Work instructions:
Your task is to transcribe all of the records exactly and leave out the pictures.

Task inputs:
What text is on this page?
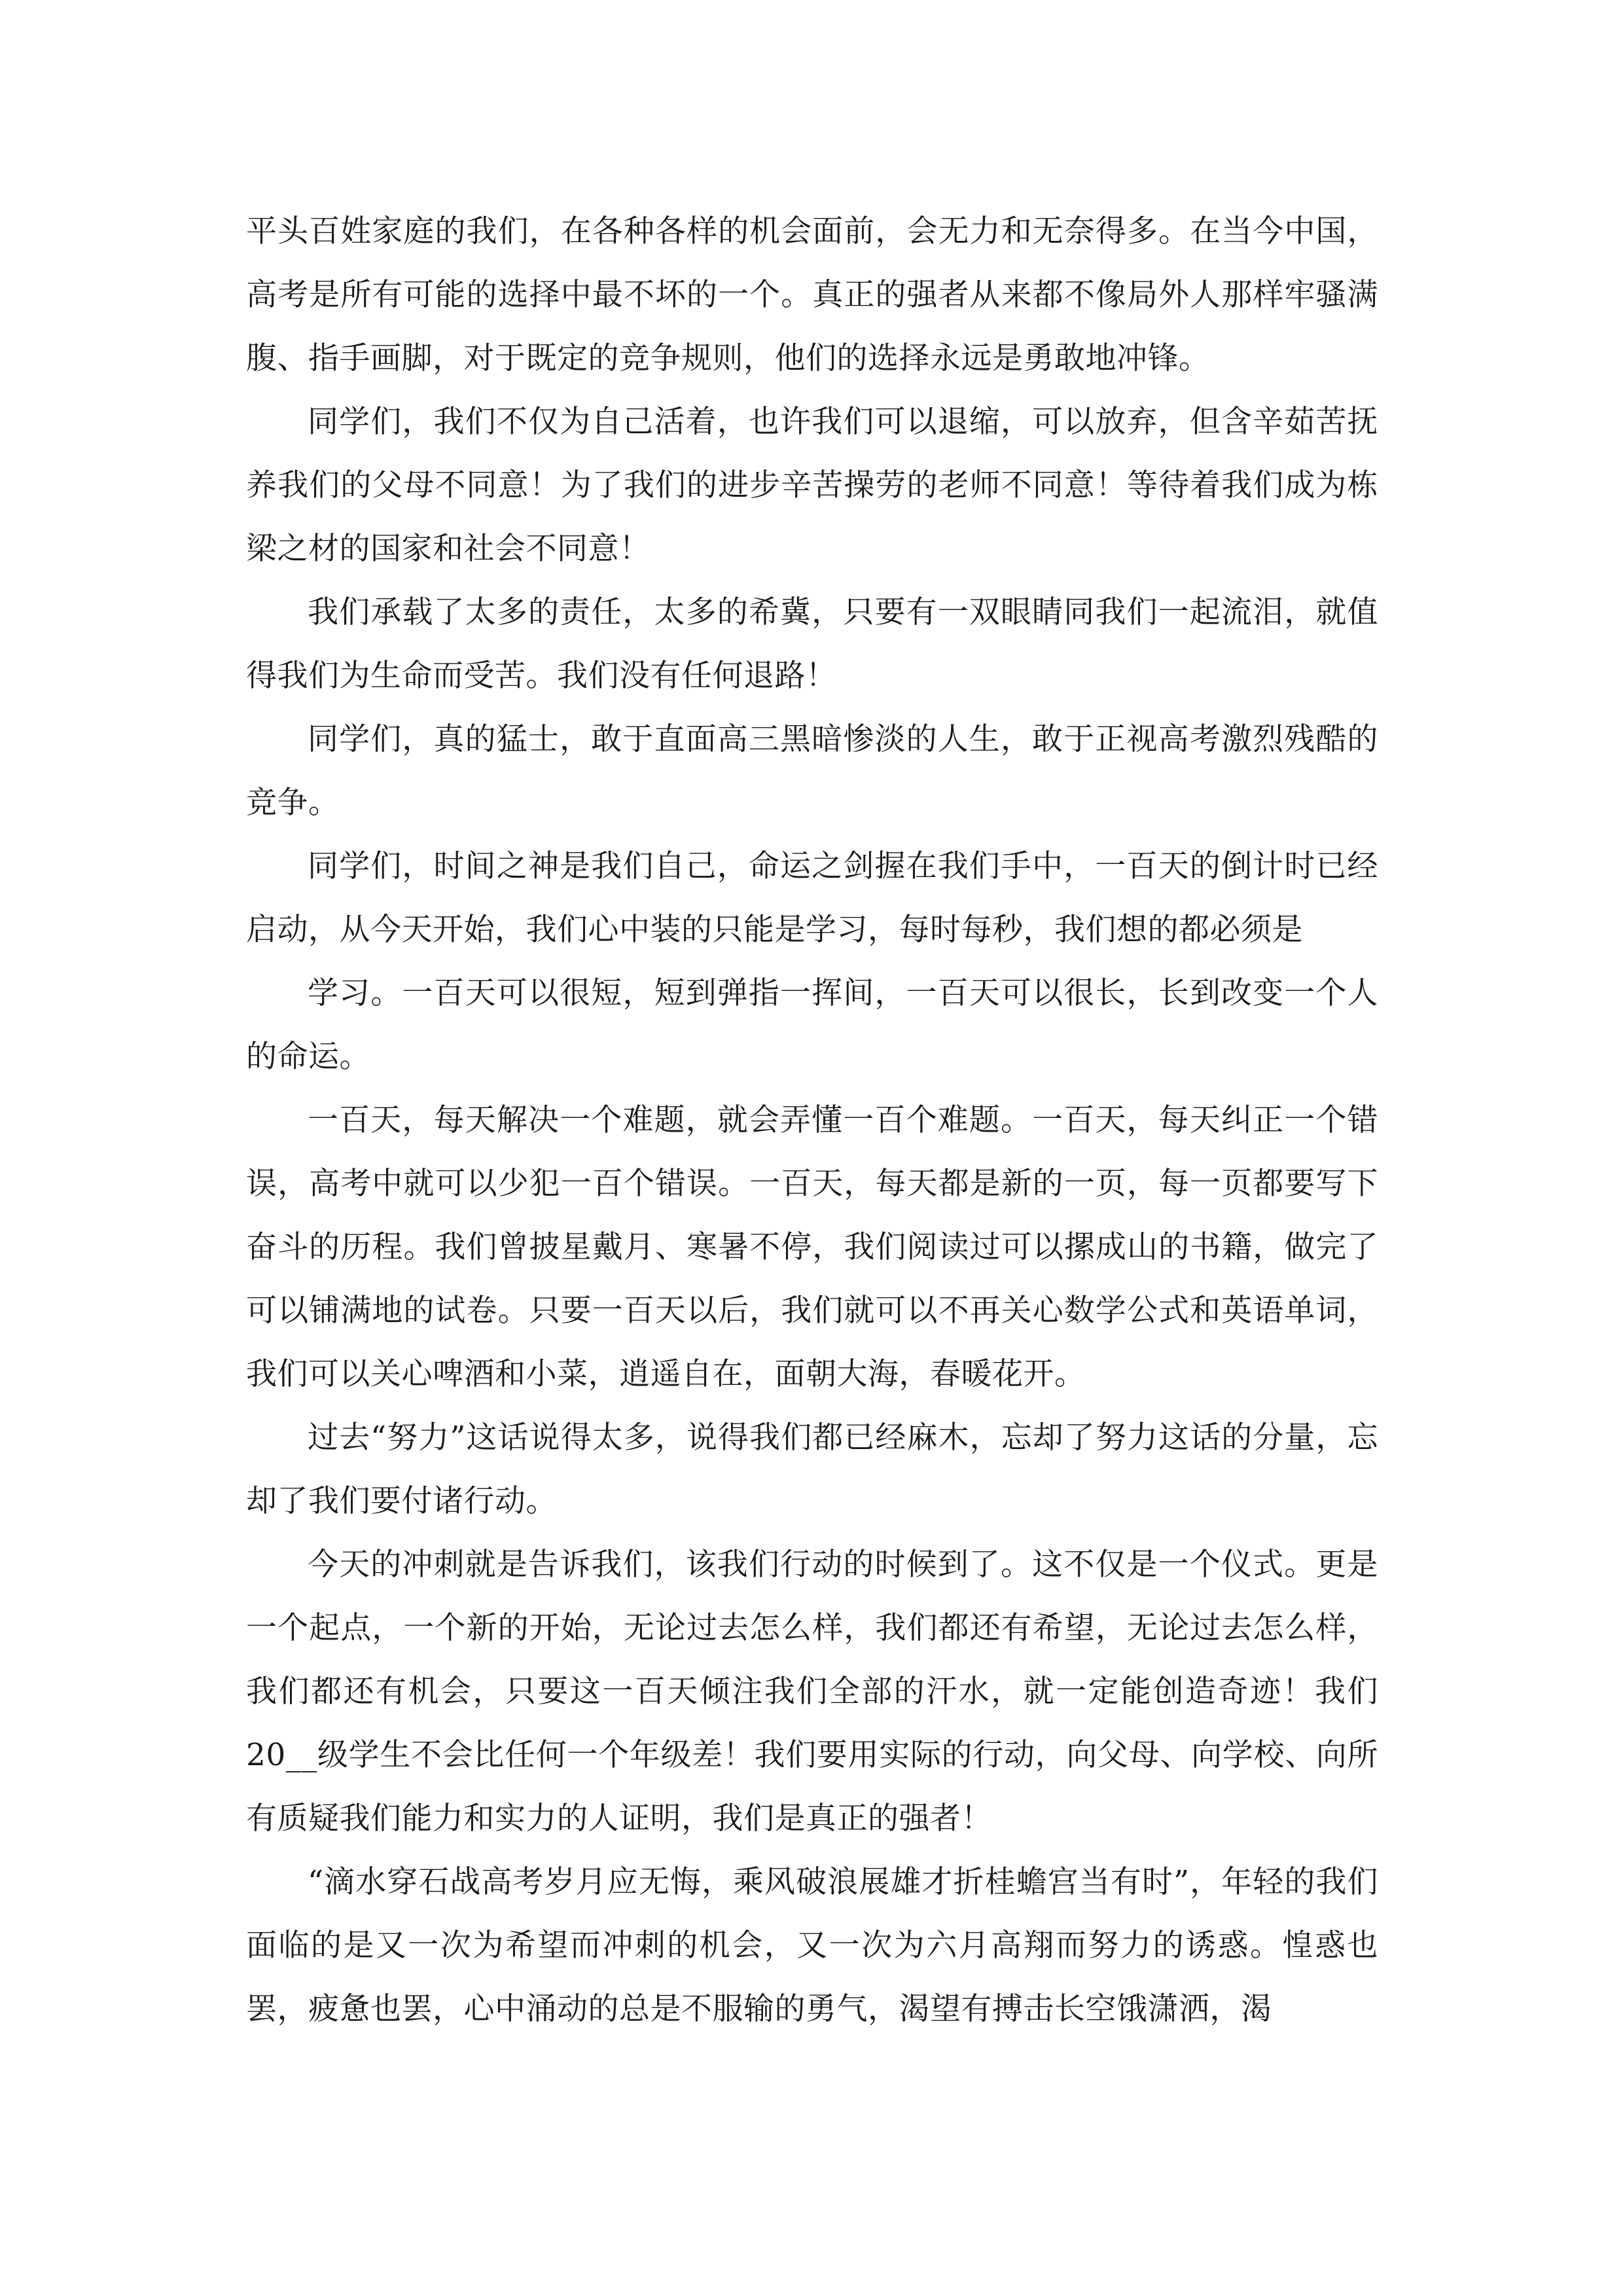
平头百姓家庭的我们，在各种各样的机会面前，会无力和无奈得多。在当今中国，高考是所有可能的选择中最不坏的一个。真正的强者从来都不像局外人那样牢骚满腹、指手画脚，对于既定的竞争规则，他们的选择永远是勇敢地冲锋。

同学们，我们不仅为自己活着，也许我们可以退缩，可以放弃，但含辛茹苦抚养我们的父母不同意！为了我们的进步辛苦操劳的老师不同意！等待着我们成为栋梁之材的国家和社会不同意！

我们承载了太多的责任，太多的希冀，只要有一双眼睛同我们一起流泪，就值得我们为生命而受苦。我们没有任何退路！

同学们，真的猛士，敢于直面高三黑暗惨淡的人生，敢于正视高考激烈残酷的竞争。

同学们，时间之神是我们自己，命运之剑握在我们手中，一百天的倒计时已经启动，从今天开始，我们心中装的只能是学习，每时每秒，我们想的都必须是

学习。一百天可以很短，短到弹指一挥间，一百天可以很长，长到改变一个人的命运。

一百天，每天解决一个难题，就会弄懂一百个难题。一百天，每天纠正一个错误，高考中就可以少犯一百个错误。一百天，每天都是新的一页，每一页都要写下奋斗的历程。我们曾披星戴月、寒暑不停，我们阅读过可以摞成山的书籍，做完了可以铺满地的试卷。只要一百天以后，我们就可以不再关心数学公式和英语单词，我们可以关心啤酒和小菜，逍遥自在，面朝大海，春暖花开。

过去“努力”这话说得太多，说得我们都已经麻木，忘却了努力这话的分量，忘却了我们要付诸行动。

今天的冲刺就是告诉我们，该我们行动的时候到了。这不仅是一个仪式。更是一个起点，一个新的开始，无论过去怎么样，我们都还有希望，无论过去怎么样，我们都还有机会，只要这一百天倾注我们全部的汗水，就一定能创造奇迹！我们 20__级学生不会比任何一个年级差！我们要用实际的行动，向父母、向学校、向所有质疑我们能力和实力的人证明，我们是真正的强者！

“滴水穿石战高考岁月应无悔，乘风破浪展雄才折桂蟾宫当有时”，年轻的我们面临的是又一次为希望而冲刺的机会，又一次为六月高翔而努力的诱惑。惶惑也罢，疲惫也罢，心中涌动的总是不服输的勇气，渴望有搏击长空饿潇洒，渴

Solution:
What text is on this page?
平头百姓家庭的我们，在各种各样的机会面前，会无力和无奈得多。在当今中国，高考是所有可能的选择中最不坏的一个。真正的强者从来都不像局外人那样牢骚满腹、指手画脚，对于既定的竞争规则，他们的选择永远是勇敢地冲锋。

同学们，我们不仅为自己活着，也许我们可以退缩，可以放弃，但含辛茹苦抚养我们的父母不同意！为了我们的进步辛苦操劳的老师不同意！等待着我们成为栋梁之材的国家和社会不同意！

我们承载了太多的责任，太多的希冀，只要有一双眼睛同我们一起流泪，就值得我们为生命而受苦。我们没有任何退路！

同学们，真的猛士，敢于直面高三黑暗惨淡的人生，敢于正视高考激烈残酷的竞争。

同学们，时间之神是我们自己，命运之剑握在我们手中，一百天的倒计时已经启动，从今天开始，我们心中装的只能是学习，每时每秒，我们想的都必须是

学习。一百天可以很短，短到弹指一挥间，一百天可以很长，长到改变一个人的命运。

一百天，每天解决一个难题，就会弄懂一百个难题。一百天，每天纠正一个错误，高考中就可以少犯一百个错误。一百天，每天都是新的一页，每一页都要写下奋斗的历程。我们曾披星戴月、寒暑不停，我们阅读过可以摞成山的书籍，做完了可以铺满地的试卷。只要一百天以后，我们就可以不再关心数学公式和英语单词，我们可以关心啤酒和小菜，逍遥自在，面朝大海，春暖花开。

过去“努力”这话说得太多，说得我们都已经麻木，忘却了努力这话的分量，忘却了我们要付诸行动。

今天的冲刺就是告诉我们，该我们行动的时候到了。这不仅是一个仪式。更是一个起点，一个新的开始，无论过去怎么样，我们都还有希望，无论过去怎么样，我们都还有机会，只要这一百天倾注我们全部的汗水，就一定能创造奇迹！我们 20__级学生不会比任何一个年级差！我们要用实际的行动，向父母、向学校、向所有质疑我们能力和实力的人证明，我们是真正的强者！

“滴水穿石战高考岁月应无悔，乘风破浪展雄才折桂蟾宫当有时”，年轻的我们面临的是又一次为希望而冲刺的机会，又一次为六月高翔而努力的诱惑。惶惑也罢，疲惫也罢，心中涌动的总是不服输的勇气，渴望有搏击长空饿潇洒，渴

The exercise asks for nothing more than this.